## BEGIN Exercise input
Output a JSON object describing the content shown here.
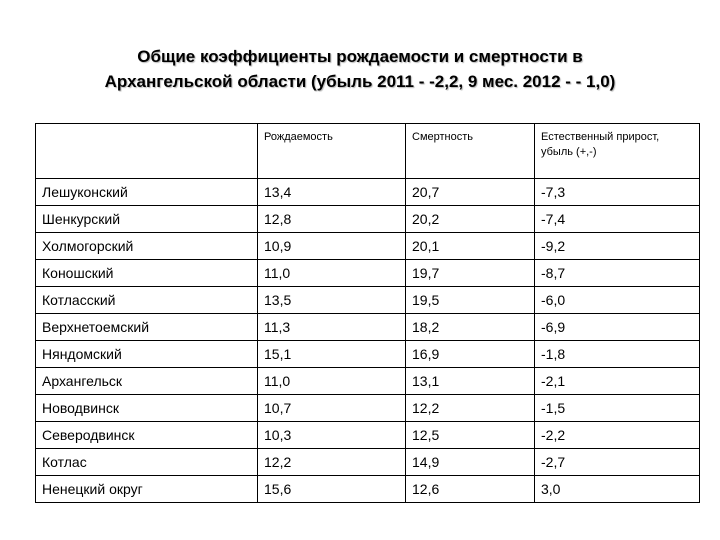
{
  "title": {
    "line1": "Общие коэффициенты рождаемости и смертности в",
    "line2": "Архангельской области (убыль 2011 - -2,2, 9 мес. 2012 - - 1,0)"
  },
  "table": {
    "headers": {
      "district": "",
      "birth": "Рождаемость",
      "death": "Смертность",
      "natural": "Естественный прирост, убыль (+,-)"
    },
    "rows": [
      {
        "district": "Лешуконский",
        "birth": "13,4",
        "death": "20,7",
        "natural": "-7,3"
      },
      {
        "district": "Шенкурский",
        "birth": "12,8",
        "death": "20,2",
        "natural": "-7,4"
      },
      {
        "district": "Холмогорский",
        "birth": "10,9",
        "death": "20,1",
        "natural": "-9,2"
      },
      {
        "district": "Коношский",
        "birth": "11,0",
        "death": "19,7",
        "natural": "-8,7"
      },
      {
        "district": "Котласский",
        "birth": "13,5",
        "death": "19,5",
        "natural": "-6,0"
      },
      {
        "district": "Верхнетоемский",
        "birth": "11,3",
        "death": "18,2",
        "natural": "-6,9"
      },
      {
        "district": "Няндомский",
        "birth": "15,1",
        "death": "16,9",
        "natural": "-1,8"
      },
      {
        "district": "Архангельск",
        "birth": "11,0",
        "death": "13,1",
        "natural": "-2,1"
      },
      {
        "district": "Новодвинск",
        "birth": "10,7",
        "death": "12,2",
        "natural": "-1,5"
      },
      {
        "district": "Северодвинск",
        "birth": "10,3",
        "death": "12,5",
        "natural": "-2,2"
      },
      {
        "district": "Котлас",
        "birth": "12,2",
        "death": "14,9",
        "natural": "-2,7"
      },
      {
        "district": "Ненецкий округ",
        "birth": "15,6",
        "death": "12,6",
        "natural": "3,0"
      }
    ]
  }
}
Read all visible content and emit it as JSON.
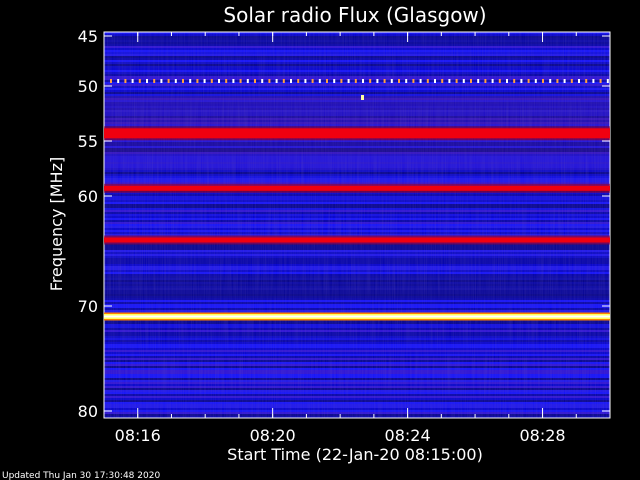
{
  "chart_data": {
    "type": "heatmap",
    "title": "Solar radio Flux (Glasgow)",
    "xlabel": "Start Time (22-Jan-20 08:15:00)",
    "ylabel": "Frequency [MHz]",
    "x_ticks": [
      "08:16",
      "08:20",
      "08:24",
      "08:28"
    ],
    "x_tick_minutes": [
      16,
      20,
      24,
      28
    ],
    "xlim_minutes": [
      15,
      30
    ],
    "y_ticks": [
      45,
      50,
      55,
      60,
      70,
      80
    ],
    "ylim_mhz": [
      45,
      80
    ],
    "colormap": [
      "#0000a0",
      "#0000ff",
      "#ff0000",
      "#ffff00",
      "#ffffff"
    ],
    "bands": [
      {
        "freq_mhz": 49.5,
        "intensity": 0.8,
        "pattern": "dotted"
      },
      {
        "freq_mhz": 54.3,
        "intensity": 0.7
      },
      {
        "freq_mhz": 59.3,
        "intensity": 0.75
      },
      {
        "freq_mhz": 64.0,
        "intensity": 0.8
      },
      {
        "freq_mhz": 71.0,
        "intensity": 1.0
      }
    ]
  },
  "footer": {
    "updated": "Updated Thu Jan 30 17:30:48 2020"
  }
}
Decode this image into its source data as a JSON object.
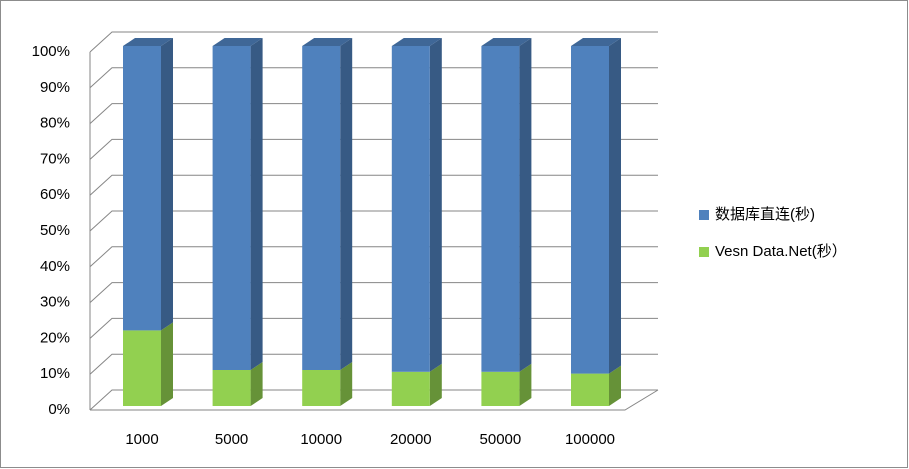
{
  "chart_data": {
    "type": "bar",
    "stacked": true,
    "categories": [
      "1000",
      "5000",
      "10000",
      "20000",
      "50000",
      "100000"
    ],
    "series": [
      {
        "name": "Vesn Data.Net(秒）",
        "color": "#92d050",
        "values": [
          21,
          10,
          10,
          9.5,
          9.5,
          9
        ]
      },
      {
        "name": "数据库直连(秒)",
        "color": "#4f81bd",
        "values": [
          79,
          90,
          90,
          90.5,
          90.5,
          91
        ]
      }
    ],
    "ylim": [
      0,
      100
    ],
    "yticks": [
      {
        "value": 0,
        "label": "0%"
      },
      {
        "value": 10,
        "label": "10%"
      },
      {
        "value": 20,
        "label": "20%"
      },
      {
        "value": 30,
        "label": "30%"
      },
      {
        "value": 40,
        "label": "40%"
      },
      {
        "value": 50,
        "label": "50%"
      },
      {
        "value": 60,
        "label": "60%"
      },
      {
        "value": 70,
        "label": "70%"
      },
      {
        "value": 80,
        "label": "80%"
      },
      {
        "value": 90,
        "label": "90%"
      },
      {
        "value": 100,
        "label": "100%"
      }
    ],
    "grid": true,
    "legend": "right"
  }
}
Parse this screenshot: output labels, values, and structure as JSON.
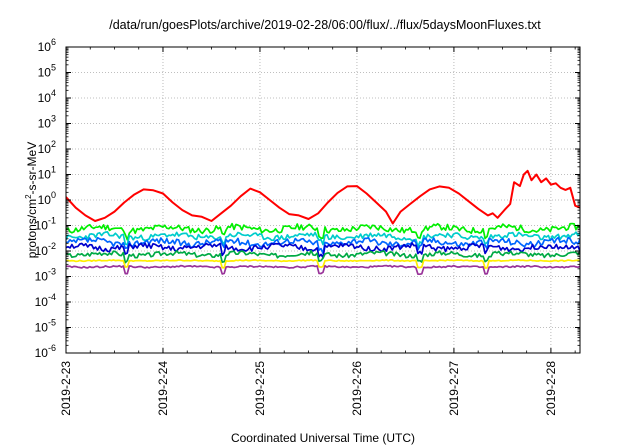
## END Exercise input
**What you are asked to do**
Transcribe the listing in full. Omit the pictures and keep every line exact.

**In response**
Output a JSON object describing the content shown here.
{
  "title": {
    "line1": "Общие коэффициенты рождаемости и смертности в",
    "line2": "Архангельской области (убыль 2011 - -2,2, 9 мес. 2012 - - 1,0)"
  },
  "table": {
    "headers": {
      "district": "",
      "birth": "Рождаемость",
      "death": "Смертность",
      "natural": "Естественный прирост, убыль (+,-)"
    },
    "rows": [
      {
        "district": "Лешуконский",
        "birth": "13,4",
        "death": "20,7",
        "natural": "-7,3"
      },
      {
        "district": "Шенкурский",
        "birth": "12,8",
        "death": "20,2",
        "natural": "-7,4"
      },
      {
        "district": "Холмогорский",
        "birth": "10,9",
        "death": "20,1",
        "natural": "-9,2"
      },
      {
        "district": "Коношский",
        "birth": "11,0",
        "death": "19,7",
        "natural": "-8,7"
      },
      {
        "district": "Котласский",
        "birth": "13,5",
        "death": "19,5",
        "natural": "-6,0"
      },
      {
        "district": "Верхнетоемский",
        "birth": "11,3",
        "death": "18,2",
        "natural": "-6,9"
      },
      {
        "district": "Няндомский",
        "birth": "15,1",
        "death": "16,9",
        "natural": "-1,8"
      },
      {
        "district": "Архангельск",
        "birth": "11,0",
        "death": "13,1",
        "natural": "-2,1"
      },
      {
        "district": "Новодвинск",
        "birth": "10,7",
        "death": "12,2",
        "natural": "-1,5"
      },
      {
        "district": "Северодвинск",
        "birth": "10,3",
        "death": "12,5",
        "natural": "-2,2"
      },
      {
        "district": "Котлас",
        "birth": "12,2",
        "death": "14,9",
        "natural": "-2,7"
      },
      {
        "district": "Ненецкий округ",
        "birth": "15,6",
        "death": "12,6",
        "natural": "3,0"
      }
    ]
  }
}
Read all visible content and emit it as JSON.
{
  "chart_data": {
    "type": "heatmap",
    "title": "Solar radio Flux (Glasgow)",
    "xlabel": "Start Time (22-Jan-20 08:15:00)",
    "ylabel": "Frequency [MHz]",
    "x_ticks": [
      "08:16",
      "08:20",
      "08:24",
      "08:28"
    ],
    "x_tick_minutes": [
      16,
      20,
      24,
      28
    ],
    "xlim_minutes": [
      15,
      30
    ],
    "y_ticks": [
      45,
      50,
      55,
      60,
      70,
      80
    ],
    "ylim_mhz": [
      45,
      80
    ],
    "colormap": [
      "#0000a0",
      "#0000ff",
      "#ff0000",
      "#ffff00",
      "#ffffff"
    ],
    "bands": [
      {
        "freq_mhz": 49.5,
        "intensity": 0.8,
        "pattern": "dotted"
      },
      {
        "freq_mhz": 54.3,
        "intensity": 0.7
      },
      {
        "freq_mhz": 59.3,
        "intensity": 0.75
      },
      {
        "freq_mhz": 64.0,
        "intensity": 0.8
      },
      {
        "freq_mhz": 71.0,
        "intensity": 1.0
      }
    ]
  },
  "footer": {
    "updated": "Updated Thu Jan 30 17:30:48 2020"
  }
}
Decode this image into its source data as a JSON object.
{
  "chart_data": {
    "type": "bar",
    "stacked": true,
    "categories": [
      "1000",
      "5000",
      "10000",
      "20000",
      "50000",
      "100000"
    ],
    "series": [
      {
        "name": "Vesn Data.Net(秒）",
        "color": "#92d050",
        "values": [
          21,
          10,
          10,
          9.5,
          9.5,
          9
        ]
      },
      {
        "name": "数据库直连(秒)",
        "color": "#4f81bd",
        "values": [
          79,
          90,
          90,
          90.5,
          90.5,
          91
        ]
      }
    ],
    "ylim": [
      0,
      100
    ],
    "yticks": [
      {
        "value": 0,
        "label": "0%"
      },
      {
        "value": 10,
        "label": "10%"
      },
      {
        "value": 20,
        "label": "20%"
      },
      {
        "value": 30,
        "label": "30%"
      },
      {
        "value": 40,
        "label": "40%"
      },
      {
        "value": 50,
        "label": "50%"
      },
      {
        "value": 60,
        "label": "60%"
      },
      {
        "value": 70,
        "label": "70%"
      },
      {
        "value": 80,
        "label": "80%"
      },
      {
        "value": 90,
        "label": "90%"
      },
      {
        "value": 100,
        "label": "100%"
      }
    ],
    "grid": true,
    "legend": "right"
  }
}
Parse this screenshot: output labels, values, and structure as JSON.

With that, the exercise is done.